- [Available data]:
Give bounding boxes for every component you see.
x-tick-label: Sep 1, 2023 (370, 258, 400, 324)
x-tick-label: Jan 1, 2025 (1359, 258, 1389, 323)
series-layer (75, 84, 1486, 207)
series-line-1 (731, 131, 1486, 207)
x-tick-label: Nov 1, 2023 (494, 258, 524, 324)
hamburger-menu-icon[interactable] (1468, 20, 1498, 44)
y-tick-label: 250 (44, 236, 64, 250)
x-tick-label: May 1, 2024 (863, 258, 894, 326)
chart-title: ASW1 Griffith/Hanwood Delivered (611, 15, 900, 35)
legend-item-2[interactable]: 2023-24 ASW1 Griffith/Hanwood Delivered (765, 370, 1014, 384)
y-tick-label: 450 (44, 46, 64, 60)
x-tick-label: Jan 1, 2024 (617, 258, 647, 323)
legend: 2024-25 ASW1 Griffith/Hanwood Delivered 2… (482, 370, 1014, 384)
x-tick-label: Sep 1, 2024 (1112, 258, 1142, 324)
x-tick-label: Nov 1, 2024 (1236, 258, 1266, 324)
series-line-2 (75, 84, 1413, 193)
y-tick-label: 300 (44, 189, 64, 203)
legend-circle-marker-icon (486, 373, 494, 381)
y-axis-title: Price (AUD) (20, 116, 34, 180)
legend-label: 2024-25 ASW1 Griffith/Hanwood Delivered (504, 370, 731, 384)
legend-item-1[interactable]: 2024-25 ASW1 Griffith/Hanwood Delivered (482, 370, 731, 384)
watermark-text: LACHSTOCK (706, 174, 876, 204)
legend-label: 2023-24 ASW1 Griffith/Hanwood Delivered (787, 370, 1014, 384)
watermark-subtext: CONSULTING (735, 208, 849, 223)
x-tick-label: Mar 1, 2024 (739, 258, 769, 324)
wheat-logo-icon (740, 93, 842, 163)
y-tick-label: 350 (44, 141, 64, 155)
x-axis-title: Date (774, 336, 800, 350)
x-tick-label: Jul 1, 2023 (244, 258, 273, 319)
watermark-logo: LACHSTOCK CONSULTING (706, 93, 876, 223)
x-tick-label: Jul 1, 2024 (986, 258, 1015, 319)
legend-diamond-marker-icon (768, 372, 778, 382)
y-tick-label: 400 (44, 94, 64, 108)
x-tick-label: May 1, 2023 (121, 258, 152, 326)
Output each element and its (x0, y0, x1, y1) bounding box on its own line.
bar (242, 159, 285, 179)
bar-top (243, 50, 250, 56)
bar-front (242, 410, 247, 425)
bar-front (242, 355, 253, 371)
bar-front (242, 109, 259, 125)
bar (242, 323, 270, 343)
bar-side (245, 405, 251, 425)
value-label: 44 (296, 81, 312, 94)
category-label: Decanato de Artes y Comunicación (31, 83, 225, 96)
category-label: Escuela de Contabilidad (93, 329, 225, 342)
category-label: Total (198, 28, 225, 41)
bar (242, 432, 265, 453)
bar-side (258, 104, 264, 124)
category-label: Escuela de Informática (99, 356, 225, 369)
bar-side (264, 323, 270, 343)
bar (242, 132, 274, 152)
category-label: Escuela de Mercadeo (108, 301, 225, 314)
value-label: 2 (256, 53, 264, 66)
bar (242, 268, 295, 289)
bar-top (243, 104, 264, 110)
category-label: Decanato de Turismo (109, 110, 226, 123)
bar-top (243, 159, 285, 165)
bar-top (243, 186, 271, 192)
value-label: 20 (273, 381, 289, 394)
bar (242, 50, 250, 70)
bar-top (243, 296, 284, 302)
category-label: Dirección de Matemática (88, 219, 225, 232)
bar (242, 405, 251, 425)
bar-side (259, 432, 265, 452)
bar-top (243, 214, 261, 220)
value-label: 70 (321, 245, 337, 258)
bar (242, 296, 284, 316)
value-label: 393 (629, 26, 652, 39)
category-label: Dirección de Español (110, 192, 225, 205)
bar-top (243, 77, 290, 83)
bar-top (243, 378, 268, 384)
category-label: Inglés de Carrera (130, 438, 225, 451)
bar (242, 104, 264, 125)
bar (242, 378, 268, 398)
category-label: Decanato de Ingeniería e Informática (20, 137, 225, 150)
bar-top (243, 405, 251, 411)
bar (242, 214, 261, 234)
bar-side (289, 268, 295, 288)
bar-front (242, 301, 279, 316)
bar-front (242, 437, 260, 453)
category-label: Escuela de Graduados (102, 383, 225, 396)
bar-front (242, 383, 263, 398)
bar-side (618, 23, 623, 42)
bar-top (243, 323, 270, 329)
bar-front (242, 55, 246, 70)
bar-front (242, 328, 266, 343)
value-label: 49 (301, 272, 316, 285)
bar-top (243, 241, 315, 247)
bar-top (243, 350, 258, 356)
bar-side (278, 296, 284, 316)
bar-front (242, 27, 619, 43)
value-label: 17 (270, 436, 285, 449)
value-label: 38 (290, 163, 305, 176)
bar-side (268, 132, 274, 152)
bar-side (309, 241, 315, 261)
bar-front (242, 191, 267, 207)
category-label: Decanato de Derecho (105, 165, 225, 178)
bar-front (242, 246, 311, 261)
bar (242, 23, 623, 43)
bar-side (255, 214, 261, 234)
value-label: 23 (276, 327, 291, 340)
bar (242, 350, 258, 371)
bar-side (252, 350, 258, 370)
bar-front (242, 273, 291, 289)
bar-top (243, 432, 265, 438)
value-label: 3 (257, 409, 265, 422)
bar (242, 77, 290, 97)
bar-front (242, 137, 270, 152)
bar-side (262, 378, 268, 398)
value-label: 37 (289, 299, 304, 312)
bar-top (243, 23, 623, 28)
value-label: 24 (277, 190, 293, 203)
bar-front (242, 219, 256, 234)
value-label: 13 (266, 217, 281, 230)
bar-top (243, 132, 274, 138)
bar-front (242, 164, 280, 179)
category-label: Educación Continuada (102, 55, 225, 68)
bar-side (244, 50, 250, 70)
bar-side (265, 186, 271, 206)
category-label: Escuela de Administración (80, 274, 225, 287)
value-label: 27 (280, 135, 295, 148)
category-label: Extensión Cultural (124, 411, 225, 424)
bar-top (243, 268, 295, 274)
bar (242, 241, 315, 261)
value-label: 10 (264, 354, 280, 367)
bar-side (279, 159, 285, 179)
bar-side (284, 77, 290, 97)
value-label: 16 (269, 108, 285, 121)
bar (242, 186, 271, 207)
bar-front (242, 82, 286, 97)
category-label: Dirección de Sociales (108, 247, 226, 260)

- [Your goal]:
Rewrite every line of the rows above as a JSON list of strings, with each line as one string and blank lines left out.

- [Worked answer]:
[
  "Give bounding boxes for every component you see.",
  "x-tick-label: Sep 1, 2023 (370, 258, 400, 324)",
  "x-tick-label: Jan 1, 2025 (1359, 258, 1389, 323)",
  "series-layer (75, 84, 1486, 207)",
  "series-line-1 (731, 131, 1486, 207)",
  "x-tick-label: Nov 1, 2023 (494, 258, 524, 324)",
  "hamburger-menu-icon[interactable] (1468, 20, 1498, 44)",
  "y-tick-label: 250 (44, 236, 64, 250)",
  "x-tick-label: May 1, 2024 (863, 258, 894, 326)",
  "chart-title: ASW1 Griffith/Hanwood Delivered (611, 15, 900, 35)",
  "legend-item-2[interactable]: 2023-24 ASW1 Griffith/Hanwood Delivered (765, 370, 1014, 384)",
  "y-tick-label: 450 (44, 46, 64, 60)",
  "x-tick-label: Jan 1, 2024 (617, 258, 647, 323)",
  "legend: 2024-25 ASW1 Griffith/Hanwood Delivered 2… (482, 370, 1014, 384)",
  "x-tick-label: Sep 1, 2024 (1112, 258, 1142, 324)",
  "x-tick-label: Nov 1, 2024 (1236, 258, 1266, 324)",
  "series-line-2 (75, 84, 1413, 193)",
  "y-tick-label: 300 (44, 189, 64, 203)",
  "legend-circle-marker-icon (486, 373, 494, 381)",
  "y-axis-title: Price (AUD) (20, 116, 34, 180)",
  "legend-label: 2024-25 ASW1 Griffith/Hanwood Delivered (504, 370, 731, 384)",
  "legend-item-1[interactable]: 2024-25 ASW1 Griffith/Hanwood Delivered (482, 370, 731, 384)",
  "watermark-text: LACHSTOCK (706, 174, 876, 204)",
  "legend-label: 2023-24 ASW1 Griffith/Hanwood Delivered (787, 370, 1014, 384)",
  "watermark-subtext: CONSULTING (735, 208, 849, 223)",
  "x-tick-label: Mar 1, 2024 (739, 258, 769, 324)",
  "wheat-logo-icon (740, 93, 842, 163)",
  "y-tick-label: 350 (44, 141, 64, 155)",
  "x-axis-title: Date (774, 336, 800, 350)",
  "x-tick-label: Jul 1, 2023 (244, 258, 273, 319)",
  "watermark-logo: LACHSTOCK CONSULTING (706, 93, 876, 223)",
  "x-tick-label: Jul 1, 2024 (986, 258, 1015, 319)",
  "legend-diamond-marker-icon (768, 372, 778, 382)",
  "y-tick-label: 400 (44, 94, 64, 108)",
  "x-tick-label: May 1, 2023 (121, 258, 152, 326)",
  "Output each element and its (x0, y0, x1, y1) bounding box on its own line.",
  "bar (242, 159, 285, 179)",
  "bar-top (243, 50, 250, 56)",
  "bar-front (242, 410, 247, 425)",
  "bar-front (242, 355, 253, 371)",
  "bar-front (242, 109, 259, 125)",
  "bar (242, 323, 270, 343)",
  "bar-side (245, 405, 251, 425)",
  "value-label: 44 (296, 81, 312, 94)",
  "category-label: Decanato de Artes y Comunicación (31, 83, 225, 96)",
  "category-label: Escuela de Contabilidad (93, 329, 225, 342)",
  "category-label: Total (198, 28, 225, 41)",
  "bar (242, 432, 265, 453)",
  "bar-side (258, 104, 264, 124)",
  "category-label: Escuela de Informática (99, 356, 225, 369)",
  "bar-side (264, 323, 270, 343)",
  "bar (242, 132, 274, 152)",
  "category-label: Escuela de Mercadeo (108, 301, 225, 314)",
  "value-label: 2 (256, 53, 264, 66)",
  "bar (242, 268, 295, 289)",
  "bar-top (243, 104, 264, 110)",
  "category-label: Decanato de Turismo (109, 110, 226, 123)",
  "bar-top (243, 159, 285, 165)",
  "bar-top (243, 186, 271, 192)",
  "value-label: 20 (273, 381, 289, 394)",
  "bar (242, 50, 250, 70)",
  "bar-top (243, 296, 284, 302)",
  "category-label: Dirección de Matemática (88, 219, 225, 232)",
  "bar (242, 405, 251, 425)",
  "bar-side (259, 432, 265, 452)",
  "bar-top (243, 214, 261, 220)",
  "value-label: 70 (321, 245, 337, 258)",
  "bar (242, 296, 284, 316)",
  "value-label: 393 (629, 26, 652, 39)",
  "category-label: Dirección de Español (110, 192, 225, 205)",
  "bar-top (243, 77, 290, 83)",
  "bar-top (243, 378, 268, 384)",
  "category-label: Inglés de Carrera (130, 438, 225, 451)",
  "bar (242, 104, 264, 125)",
  "bar (242, 378, 268, 398)",
  "category-label: Decanato de Ingeniería e Informática (20, 137, 225, 150)",
  "bar-top (243, 405, 251, 411)",
  "bar (242, 214, 261, 234)",
  "bar-side (289, 268, 295, 288)",
  "bar-front (242, 301, 279, 316)",
  "bar-front (242, 437, 260, 453)",
  "category-label: Escuela de Graduados (102, 383, 225, 396)",
  "bar-front (242, 383, 263, 398)",
  "bar-side (618, 23, 623, 42)",
  "bar-top (243, 323, 270, 329)",
  "bar-front (242, 55, 246, 70)",
  "bar-front (242, 328, 266, 343)",
  "value-label: 49 (301, 272, 316, 285)",
  "bar-top (243, 241, 315, 247)",
  "bar-top (243, 350, 258, 356)",
  "bar-side (278, 296, 284, 316)",
  "bar-front (242, 27, 619, 43)",
  "value-label: 17 (270, 436, 285, 449)",
  "value-label: 38 (290, 163, 305, 176)",
  "bar-side (268, 132, 274, 152)",
  "bar-side (309, 241, 315, 261)",
  "bar-front (242, 191, 267, 207)",
  "category-label: Decanato de Derecho (105, 165, 225, 178)",
  "bar-front (242, 246, 311, 261)",
  "bar (242, 23, 623, 43)",
  "bar-side (255, 214, 261, 234)",
  "value-label: 23 (276, 327, 291, 340)",
  "bar (242, 350, 258, 371)",
  "bar-side (252, 350, 258, 370)",
  "bar-front (242, 273, 291, 289)",
  "bar-top (243, 432, 265, 438)",
  "value-label: 3 (257, 409, 265, 422)",
  "bar (242, 77, 290, 97)",
  "bar-front (242, 137, 270, 152)",
  "bar-side (262, 378, 268, 398)",
  "value-label: 37 (289, 299, 304, 312)",
  "bar-top (243, 23, 623, 28)",
  "value-label: 24 (277, 190, 293, 203)",
  "bar-front (242, 219, 256, 234)",
  "value-label: 13 (266, 217, 281, 230)",
  "bar-top (243, 132, 274, 138)",
  "bar-front (242, 164, 280, 179)",
  "category-label: Educación Continuada (102, 55, 225, 68)",
  "bar-side (244, 50, 250, 70)",
  "bar-side (265, 186, 271, 206)",
  "category-label: Escuela de Administración (80, 274, 225, 287)",
  "value-label: 27 (280, 135, 295, 148)",
  "category-label: Extensión Cultural (124, 411, 225, 424)",
  "bar-top (243, 268, 295, 274)",
  "bar (242, 241, 315, 261)",
  "value-label: 10 (264, 354, 280, 367)",
  "bar-side (279, 159, 285, 179)",
  "bar-side (284, 77, 290, 97)",
  "value-label: 16 (269, 108, 285, 121)",
  "bar (242, 186, 271, 207)",
  "bar-front (242, 82, 286, 97)",
  "category-label: Dirección de Sociales (108, 247, 226, 260)"
]